▸ Stated task: Every line holding the string "Adak" should be gathered.

▸ Dataset rows about figures:
==============================

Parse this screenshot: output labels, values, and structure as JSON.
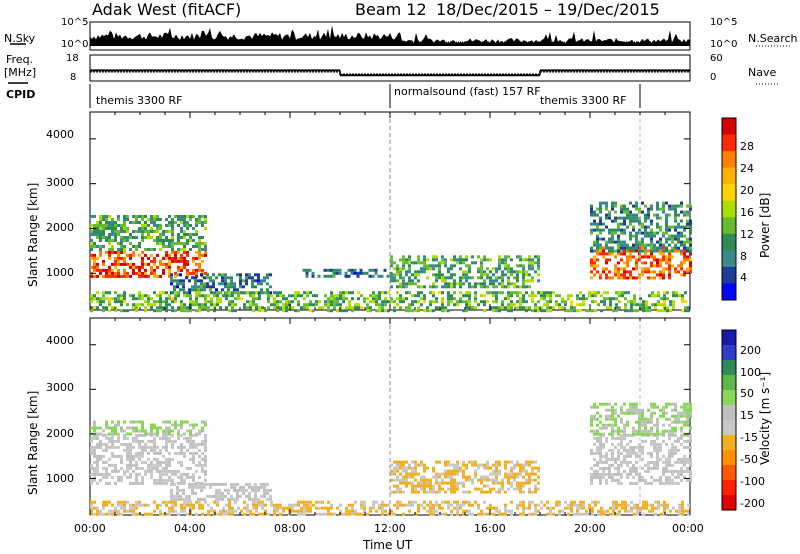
{
  "header": {
    "station": "Adak West (fitACF)",
    "beam": "Beam 12",
    "dates": "18/Dec/2015 – 19/Dec/2015"
  },
  "top_panels": {
    "nsky_label": "N.Sky",
    "nsky_ticks": [
      "10^5",
      "10^0"
    ],
    "nsearch_label": "N.Search",
    "nsearch_ticks": [
      "10^5",
      "10^0"
    ],
    "freq_label_1": "Freq.",
    "freq_label_2": "[MHz]",
    "freq_ticks": [
      "18",
      "8"
    ],
    "nave_label": "Nave",
    "nave_ticks": [
      "60",
      "0"
    ],
    "cpid_label": "CPID"
  },
  "cpid_segments": [
    {
      "label": "themis 3300 RF",
      "start_hour": 0,
      "end_hour": 12
    },
    {
      "label": "normalsound (fast) 157 RF",
      "start_hour": 12,
      "end_hour": 22
    },
    {
      "label": "themis 3300 RF",
      "start_hour": 18,
      "end_hour": 22
    }
  ],
  "power_panel": {
    "ylabel": "Slant Range [km]",
    "yticks": [
      "4000",
      "3000",
      "2000",
      "1000"
    ],
    "colorbar_label": "Power [dB]",
    "colorbar_ticks": [
      "28",
      "24",
      "20",
      "16",
      "12",
      "8",
      "4"
    ],
    "colors": [
      "#d40000",
      "#ff2a00",
      "#ff7f00",
      "#ffb300",
      "#ffd400",
      "#aadd00",
      "#66bb33",
      "#2e8b57",
      "#3a8a8a",
      "#1e3c96",
      "#0000ff"
    ]
  },
  "velocity_panel": {
    "ylabel": "Slant Range [km]",
    "yticks": [
      "4000",
      "3000",
      "2000",
      "1000"
    ],
    "colorbar_label": "Velocity [m s⁻¹]",
    "colorbar_ticks": [
      "200",
      "100",
      "50",
      "15",
      "-15",
      "-50",
      "-100",
      "-200"
    ],
    "colors": [
      "#1a1aa8",
      "#2e3ec8",
      "#2e8b57",
      "#5cb84a",
      "#8ad65a",
      "#c0c0c0",
      "#c8c8c8",
      "#f0b020",
      "#ff9000",
      "#ff5a00",
      "#ff2000",
      "#e00000"
    ]
  },
  "xaxis": {
    "ticks": [
      "00:00",
      "04:00",
      "08:00",
      "12:00",
      "16:00",
      "20:00",
      "00:00"
    ],
    "label": "Time UT"
  },
  "chart_data": {
    "type": "heatmap",
    "title": "Adak West (fitACF) Beam 12 18/Dec/2015 – 19/Dec/2015",
    "xlabel": "Time UT",
    "ylabel": "Slant Range [km]",
    "xlim_hours": [
      0,
      24
    ],
    "ylim_km": [
      180,
      4600
    ],
    "panels": [
      {
        "name": "Power",
        "unit": "dB",
        "colorbar_range": [
          0,
          30
        ],
        "regions": [
          {
            "t0": 0.0,
            "t1": 4.6,
            "r0": 900,
            "r1": 1500,
            "value": 26
          },
          {
            "t0": 0.0,
            "t1": 4.6,
            "r0": 1500,
            "r1": 2300,
            "value": 10
          },
          {
            "t0": 3.2,
            "t1": 7.2,
            "r0": 550,
            "r1": 1000,
            "value": 6
          },
          {
            "t0": 8.5,
            "t1": 12.0,
            "r0": 900,
            "r1": 1100,
            "value": 6
          },
          {
            "t0": 12.0,
            "t1": 18.0,
            "r0": 700,
            "r1": 1400,
            "value": 10
          },
          {
            "t0": 20.0,
            "t1": 24.0,
            "r0": 900,
            "r1": 1600,
            "value": 25
          },
          {
            "t0": 20.0,
            "t1": 24.0,
            "r0": 1500,
            "r1": 2600,
            "value": 8
          },
          {
            "t0": 0.0,
            "t1": 24.0,
            "r0": 180,
            "r1": 600,
            "value": 12
          }
        ]
      },
      {
        "name": "Velocity",
        "unit": "m s-1",
        "colorbar_range": [
          -200,
          200
        ],
        "regions": [
          {
            "t0": 0.0,
            "t1": 4.6,
            "r0": 900,
            "r1": 2000,
            "value": 0
          },
          {
            "t0": 0.0,
            "t1": 4.6,
            "r0": 2000,
            "r1": 2300,
            "value": 40
          },
          {
            "t0": 3.2,
            "t1": 7.2,
            "r0": 550,
            "r1": 900,
            "value": 0
          },
          {
            "t0": 12.0,
            "t1": 18.0,
            "r0": 700,
            "r1": 1400,
            "value": -40
          },
          {
            "t0": 20.0,
            "t1": 24.0,
            "r0": 900,
            "r1": 2000,
            "value": 0
          },
          {
            "t0": 20.0,
            "t1": 24.0,
            "r0": 2000,
            "r1": 2700,
            "value": 40
          },
          {
            "t0": 0.0,
            "t1": 24.0,
            "r0": 180,
            "r1": 500,
            "value": -40
          }
        ]
      }
    ],
    "freq_mhz": [
      {
        "t0": 0.0,
        "t1": 10.0,
        "value": 12
      },
      {
        "t0": 10.0,
        "t1": 18.0,
        "value": 10
      },
      {
        "t0": 18.0,
        "t1": 24.0,
        "value": 12
      }
    ],
    "grid": false,
    "legend": "right colorbar"
  }
}
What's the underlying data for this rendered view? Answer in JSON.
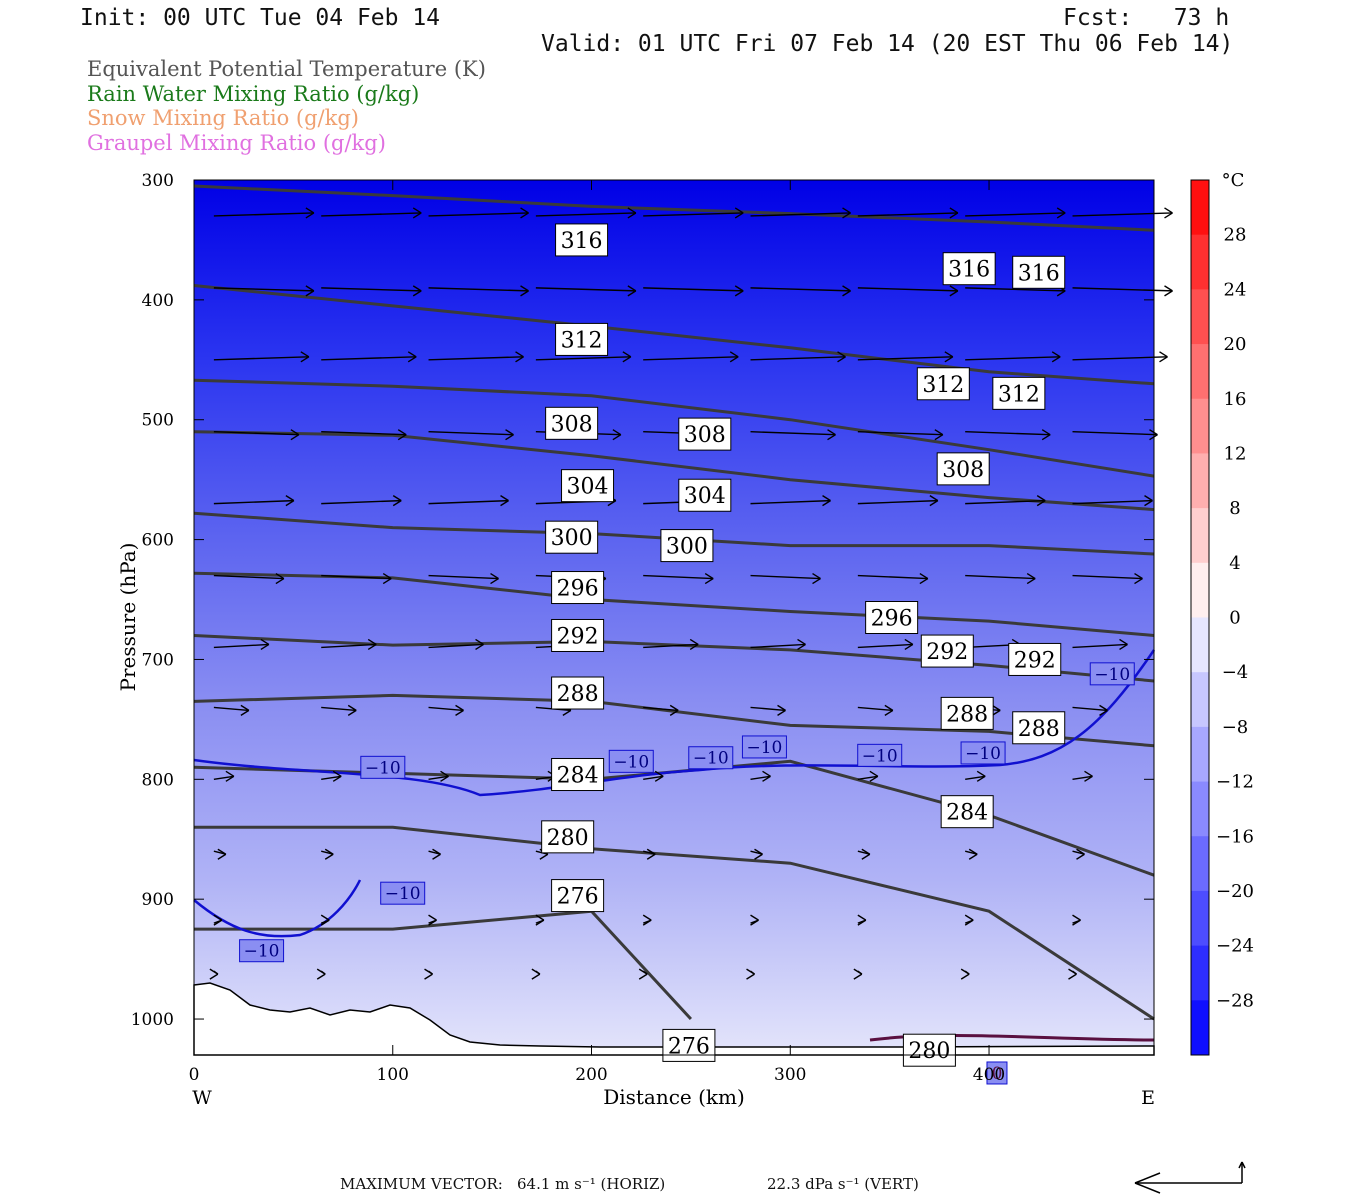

==============================

▸ The result:
    "station": "Adak West (fitACF)",
    "title": "Adak West (fitACF) Beam 12 18/Dec/2015 – 19/Dec/2015",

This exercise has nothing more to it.